▸ Exercise description
Collect all lines containing the word "ylabel" from the data.

┌──

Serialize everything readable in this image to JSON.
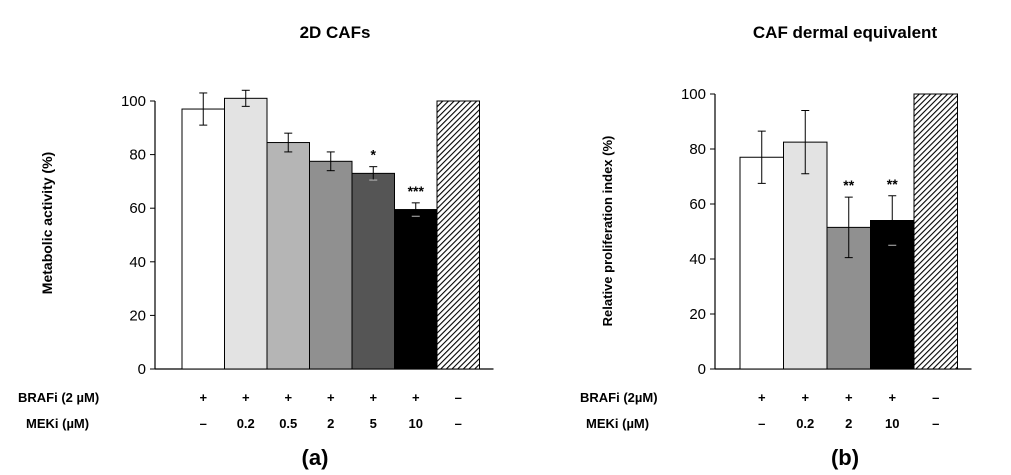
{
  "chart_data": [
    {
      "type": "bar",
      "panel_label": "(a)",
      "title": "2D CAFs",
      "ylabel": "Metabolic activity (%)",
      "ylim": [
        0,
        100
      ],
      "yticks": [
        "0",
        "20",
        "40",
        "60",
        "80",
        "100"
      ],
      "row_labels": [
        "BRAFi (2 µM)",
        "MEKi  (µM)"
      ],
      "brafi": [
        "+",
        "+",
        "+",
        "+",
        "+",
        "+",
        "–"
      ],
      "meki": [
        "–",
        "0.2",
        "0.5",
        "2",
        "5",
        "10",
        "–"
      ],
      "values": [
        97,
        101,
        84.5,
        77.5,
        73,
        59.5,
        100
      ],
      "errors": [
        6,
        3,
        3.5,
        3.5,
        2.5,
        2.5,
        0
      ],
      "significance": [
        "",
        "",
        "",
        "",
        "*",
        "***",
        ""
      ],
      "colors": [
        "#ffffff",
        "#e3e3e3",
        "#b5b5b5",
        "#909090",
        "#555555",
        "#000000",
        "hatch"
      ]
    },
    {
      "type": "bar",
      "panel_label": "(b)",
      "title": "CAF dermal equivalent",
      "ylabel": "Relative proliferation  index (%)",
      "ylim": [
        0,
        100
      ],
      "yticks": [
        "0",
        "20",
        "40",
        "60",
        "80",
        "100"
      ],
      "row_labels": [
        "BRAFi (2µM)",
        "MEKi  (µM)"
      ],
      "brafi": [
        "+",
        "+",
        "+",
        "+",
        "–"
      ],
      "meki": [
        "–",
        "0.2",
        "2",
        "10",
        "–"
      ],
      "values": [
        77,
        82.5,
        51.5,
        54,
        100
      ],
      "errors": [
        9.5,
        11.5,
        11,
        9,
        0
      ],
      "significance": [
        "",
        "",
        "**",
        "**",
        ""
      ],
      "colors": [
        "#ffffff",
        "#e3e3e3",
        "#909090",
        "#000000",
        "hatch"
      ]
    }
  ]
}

└──

▸ Result for this task
      "ylabel": "Metabolic activity (%)",
      "ylabel": "Relative proliferation  index (%)",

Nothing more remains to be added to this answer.